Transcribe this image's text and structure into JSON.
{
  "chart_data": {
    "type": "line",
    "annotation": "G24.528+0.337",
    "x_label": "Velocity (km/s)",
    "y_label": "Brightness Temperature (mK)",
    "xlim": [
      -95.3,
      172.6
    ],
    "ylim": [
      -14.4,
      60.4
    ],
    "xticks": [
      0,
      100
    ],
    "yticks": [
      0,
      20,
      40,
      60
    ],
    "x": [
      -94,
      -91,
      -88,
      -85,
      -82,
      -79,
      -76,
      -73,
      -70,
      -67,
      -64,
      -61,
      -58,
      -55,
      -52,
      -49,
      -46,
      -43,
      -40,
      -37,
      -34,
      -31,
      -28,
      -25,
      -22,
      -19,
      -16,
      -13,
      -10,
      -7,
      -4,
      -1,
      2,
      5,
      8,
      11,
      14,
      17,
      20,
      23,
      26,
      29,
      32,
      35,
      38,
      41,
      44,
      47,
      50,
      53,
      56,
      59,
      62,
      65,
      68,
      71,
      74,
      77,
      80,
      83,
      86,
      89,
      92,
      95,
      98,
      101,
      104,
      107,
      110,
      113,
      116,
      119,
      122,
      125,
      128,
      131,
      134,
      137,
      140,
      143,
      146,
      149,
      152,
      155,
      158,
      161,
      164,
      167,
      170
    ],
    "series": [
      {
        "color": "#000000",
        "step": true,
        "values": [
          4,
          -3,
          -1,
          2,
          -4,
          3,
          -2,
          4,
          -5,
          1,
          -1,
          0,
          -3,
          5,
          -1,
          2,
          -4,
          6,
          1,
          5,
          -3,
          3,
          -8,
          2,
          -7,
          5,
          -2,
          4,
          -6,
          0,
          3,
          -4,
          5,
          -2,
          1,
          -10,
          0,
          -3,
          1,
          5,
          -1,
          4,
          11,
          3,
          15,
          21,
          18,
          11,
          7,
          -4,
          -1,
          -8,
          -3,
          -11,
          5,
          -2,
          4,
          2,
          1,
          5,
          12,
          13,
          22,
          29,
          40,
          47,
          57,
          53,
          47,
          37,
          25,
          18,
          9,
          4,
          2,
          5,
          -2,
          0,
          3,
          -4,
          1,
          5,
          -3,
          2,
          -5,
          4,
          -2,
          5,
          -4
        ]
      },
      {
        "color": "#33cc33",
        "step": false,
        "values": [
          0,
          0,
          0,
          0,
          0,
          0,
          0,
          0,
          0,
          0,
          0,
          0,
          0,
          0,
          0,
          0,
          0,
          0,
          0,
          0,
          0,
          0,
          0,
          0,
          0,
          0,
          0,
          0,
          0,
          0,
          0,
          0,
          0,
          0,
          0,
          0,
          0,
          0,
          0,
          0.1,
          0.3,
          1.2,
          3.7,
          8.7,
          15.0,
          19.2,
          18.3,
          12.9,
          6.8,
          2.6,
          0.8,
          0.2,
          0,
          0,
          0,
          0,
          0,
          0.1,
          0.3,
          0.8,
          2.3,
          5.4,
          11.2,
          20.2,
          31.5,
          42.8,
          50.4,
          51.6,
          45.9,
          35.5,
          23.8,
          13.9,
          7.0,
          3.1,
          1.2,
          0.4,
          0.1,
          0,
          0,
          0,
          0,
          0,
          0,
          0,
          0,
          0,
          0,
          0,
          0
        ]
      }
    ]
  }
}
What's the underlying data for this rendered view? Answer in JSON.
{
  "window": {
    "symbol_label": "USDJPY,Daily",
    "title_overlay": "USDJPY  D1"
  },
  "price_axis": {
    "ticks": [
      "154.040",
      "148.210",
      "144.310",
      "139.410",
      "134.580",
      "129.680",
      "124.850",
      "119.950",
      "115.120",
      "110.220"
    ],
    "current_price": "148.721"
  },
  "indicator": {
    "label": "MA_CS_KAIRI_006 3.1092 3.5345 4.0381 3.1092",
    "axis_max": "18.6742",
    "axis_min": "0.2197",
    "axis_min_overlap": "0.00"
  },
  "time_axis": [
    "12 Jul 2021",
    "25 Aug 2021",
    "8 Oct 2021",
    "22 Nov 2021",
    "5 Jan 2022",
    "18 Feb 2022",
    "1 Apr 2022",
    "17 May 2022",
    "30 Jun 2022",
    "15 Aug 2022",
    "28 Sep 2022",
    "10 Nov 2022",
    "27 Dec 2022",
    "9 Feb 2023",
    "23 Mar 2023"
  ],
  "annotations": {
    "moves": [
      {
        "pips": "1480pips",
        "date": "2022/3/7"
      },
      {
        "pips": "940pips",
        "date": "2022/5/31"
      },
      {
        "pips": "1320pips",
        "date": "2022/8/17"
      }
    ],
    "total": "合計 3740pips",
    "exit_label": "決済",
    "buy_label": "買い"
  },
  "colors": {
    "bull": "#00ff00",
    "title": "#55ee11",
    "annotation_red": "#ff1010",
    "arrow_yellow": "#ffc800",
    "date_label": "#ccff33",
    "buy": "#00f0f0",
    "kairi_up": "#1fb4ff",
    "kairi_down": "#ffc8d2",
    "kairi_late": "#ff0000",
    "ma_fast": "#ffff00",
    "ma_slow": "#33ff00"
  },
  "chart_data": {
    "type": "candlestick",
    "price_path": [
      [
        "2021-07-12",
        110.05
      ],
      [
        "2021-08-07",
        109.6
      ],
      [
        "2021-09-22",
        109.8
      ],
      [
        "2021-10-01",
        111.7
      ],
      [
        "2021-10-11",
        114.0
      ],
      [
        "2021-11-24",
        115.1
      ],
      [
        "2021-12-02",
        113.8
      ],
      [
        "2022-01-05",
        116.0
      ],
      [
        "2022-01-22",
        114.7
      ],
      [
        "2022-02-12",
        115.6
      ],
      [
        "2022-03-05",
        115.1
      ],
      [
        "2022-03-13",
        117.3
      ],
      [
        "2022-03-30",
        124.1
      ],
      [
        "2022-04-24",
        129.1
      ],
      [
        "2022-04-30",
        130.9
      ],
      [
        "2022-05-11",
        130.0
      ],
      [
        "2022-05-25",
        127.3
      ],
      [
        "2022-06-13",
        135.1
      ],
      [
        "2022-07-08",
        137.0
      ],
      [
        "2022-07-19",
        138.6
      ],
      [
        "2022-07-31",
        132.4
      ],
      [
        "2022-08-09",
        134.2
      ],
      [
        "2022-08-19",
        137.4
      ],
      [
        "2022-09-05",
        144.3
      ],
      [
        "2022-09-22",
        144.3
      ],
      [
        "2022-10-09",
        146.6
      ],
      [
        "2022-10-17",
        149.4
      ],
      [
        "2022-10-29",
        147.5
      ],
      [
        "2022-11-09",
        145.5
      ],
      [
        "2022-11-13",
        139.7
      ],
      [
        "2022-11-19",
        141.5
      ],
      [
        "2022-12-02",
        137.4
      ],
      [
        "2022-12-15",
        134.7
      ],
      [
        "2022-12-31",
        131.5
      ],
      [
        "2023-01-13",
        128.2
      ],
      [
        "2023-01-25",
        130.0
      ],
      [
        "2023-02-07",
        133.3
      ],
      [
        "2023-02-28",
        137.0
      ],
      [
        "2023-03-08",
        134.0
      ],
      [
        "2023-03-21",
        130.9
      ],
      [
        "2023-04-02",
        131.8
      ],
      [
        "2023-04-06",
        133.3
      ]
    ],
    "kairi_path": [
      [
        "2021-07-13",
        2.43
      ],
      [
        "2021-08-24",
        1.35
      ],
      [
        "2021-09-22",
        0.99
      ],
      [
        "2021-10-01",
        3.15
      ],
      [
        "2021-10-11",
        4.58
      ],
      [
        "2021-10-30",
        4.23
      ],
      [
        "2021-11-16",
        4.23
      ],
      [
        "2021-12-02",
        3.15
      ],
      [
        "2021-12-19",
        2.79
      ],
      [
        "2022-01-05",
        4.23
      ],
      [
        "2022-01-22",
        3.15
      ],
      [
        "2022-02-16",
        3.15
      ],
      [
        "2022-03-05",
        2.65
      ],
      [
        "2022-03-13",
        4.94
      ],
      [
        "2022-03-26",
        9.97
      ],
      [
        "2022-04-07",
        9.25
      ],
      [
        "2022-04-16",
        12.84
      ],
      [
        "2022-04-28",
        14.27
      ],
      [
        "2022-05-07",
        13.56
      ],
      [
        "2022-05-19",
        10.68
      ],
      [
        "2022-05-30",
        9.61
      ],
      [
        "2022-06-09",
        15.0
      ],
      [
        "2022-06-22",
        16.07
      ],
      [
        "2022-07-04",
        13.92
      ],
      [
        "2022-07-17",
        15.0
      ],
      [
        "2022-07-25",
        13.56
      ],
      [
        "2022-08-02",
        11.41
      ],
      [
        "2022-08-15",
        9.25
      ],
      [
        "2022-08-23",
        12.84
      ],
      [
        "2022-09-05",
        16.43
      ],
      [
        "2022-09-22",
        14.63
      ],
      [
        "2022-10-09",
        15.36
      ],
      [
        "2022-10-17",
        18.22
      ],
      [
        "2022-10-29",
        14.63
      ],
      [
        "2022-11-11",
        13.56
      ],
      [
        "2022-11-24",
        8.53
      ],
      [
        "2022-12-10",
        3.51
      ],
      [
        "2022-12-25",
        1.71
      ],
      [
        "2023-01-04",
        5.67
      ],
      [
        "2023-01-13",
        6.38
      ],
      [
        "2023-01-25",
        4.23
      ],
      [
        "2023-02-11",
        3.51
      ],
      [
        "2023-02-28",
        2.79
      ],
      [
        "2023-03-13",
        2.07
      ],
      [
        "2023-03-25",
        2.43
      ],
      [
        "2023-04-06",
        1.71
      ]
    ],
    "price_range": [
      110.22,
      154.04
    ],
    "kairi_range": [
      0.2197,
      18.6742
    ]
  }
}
════
Task goal: All lines that include "JSON" are to be gathered and copied.

Answer to the exercise:
Transcribe this image's text and structure into JSON.
What's the underlying data for this rendered view? Answer in JSON.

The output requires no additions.